___ Texto fornecido
Acórdão do Tribunal da Relação de
Évora
Processo:
29/22.8T8FAL-A.E1
Relator: ANA MARGARIDA LEITE
Descritores: INTERRUPÇÃO DA PRESCRIÇÃO
CITAÇÃO
Data do Acordão: 12/18/2023
Votação: UNANIMIDADE
Texto Integral: S
Sumário: I – A interrupção da prescrição em data anterior à realização da citação ou notificação, por força do benefício previsto no n.º 2 do artigo 323.º do CC, só operará se a citação ou notificação tiver sido requerida pelo menos cinco dias antes do termo do prazo de prescrição e não tiver sido efetuada por causa não imputável ao requerente;
II – Se o prazo de prescrição terminar antes do decurso dos cinco dias a que alude o n.º 2 do referido preceito, a prescrição opera, o que inviabiliza a interrupção do prazo prevista naquela norma.
(Sumário da Relatora)
Decisão Texto Integral: Processo n.º 29/22.8T8FAL-A.E1
Juízo de Competência Genérica de Ferreira do Alentejo
Tribunal Judicial da Comarca de Beja

Acordam na 2.ª Secção Cível do Tribunal da Relação de Évora:

1. Relatório

Na ação declarativa, com processo comum, que (…) e (…) intentaram contra (…) Seguros, S.A., pedem as autoras a condenação da ré a pagar-lhes os montantes seguintes: a) à 1.ª autora, a quantia de € 7.500,00, acrescida de juros contabilizados desde a citação; b) à 2.ª autora, a quantia de € 19.900,00, acrescida de juros contabilizados desde a citação; c) a cada uma das autoras, as quantias que vierem a ser liquidadas em incidente posterior.
______
___ Material fornecido
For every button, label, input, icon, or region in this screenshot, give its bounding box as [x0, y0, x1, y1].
______
___ Material fornecido
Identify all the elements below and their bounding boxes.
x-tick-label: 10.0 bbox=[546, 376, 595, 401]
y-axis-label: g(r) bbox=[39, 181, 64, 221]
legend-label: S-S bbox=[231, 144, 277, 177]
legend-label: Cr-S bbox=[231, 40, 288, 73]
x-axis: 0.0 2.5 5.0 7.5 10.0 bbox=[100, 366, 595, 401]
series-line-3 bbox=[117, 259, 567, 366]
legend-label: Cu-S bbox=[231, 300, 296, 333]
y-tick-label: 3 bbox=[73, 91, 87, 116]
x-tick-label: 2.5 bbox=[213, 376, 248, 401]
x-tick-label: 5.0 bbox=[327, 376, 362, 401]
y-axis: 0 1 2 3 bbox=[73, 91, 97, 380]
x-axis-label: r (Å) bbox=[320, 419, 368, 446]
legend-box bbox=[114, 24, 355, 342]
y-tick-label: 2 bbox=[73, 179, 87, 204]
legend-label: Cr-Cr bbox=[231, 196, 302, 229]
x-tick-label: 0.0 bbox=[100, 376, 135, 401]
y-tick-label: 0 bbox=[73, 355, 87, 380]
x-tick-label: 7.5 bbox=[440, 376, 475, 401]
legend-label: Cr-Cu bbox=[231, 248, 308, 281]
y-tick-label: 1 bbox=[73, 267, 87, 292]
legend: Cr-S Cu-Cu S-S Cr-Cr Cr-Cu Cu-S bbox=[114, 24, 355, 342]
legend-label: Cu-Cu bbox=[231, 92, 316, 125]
______
▸ **Tarefas a realizar**:
(A) Segundo o acórdão, com quanta antecedência em relação ao termo do prazo de prescrição deve ser requerida a citação ou notificação para que a interrupção da prescrição opere antes de esta ser realizada?
(B) Copie do acórdão, sem qualquer alteração, o trecho que começa em "Acordam na 2.ª" e continua até "em incidente posterior.".
Os registos não têm qualquer papel neste trabalho.

▸ **Respostas por tarefa**:
(A) Pelo menos cinco dias antes do termo do prazo de prescrição.

(B)
Acordam na 2.ª Secção Cível do Tribunal da Relação de Évora:

1. Relatório

Na ação declarativa, com processo comum, que (…) e (…) intentaram contra (…) Seguros, S.A., pedem as autoras a condenação da ré a pagar-lhes os montantes seguintes: a) à 1.ª autora, a quantia de € 7.500,00, acrescida de juros contabilizados desde a citação; b) à 2.ª autora, a quantia de € 19.900,00, acrescida de juros contabilizados desde a citação; c) a cada uma das autoras, as quantias que vierem a ser liquidadas em incidente posterior.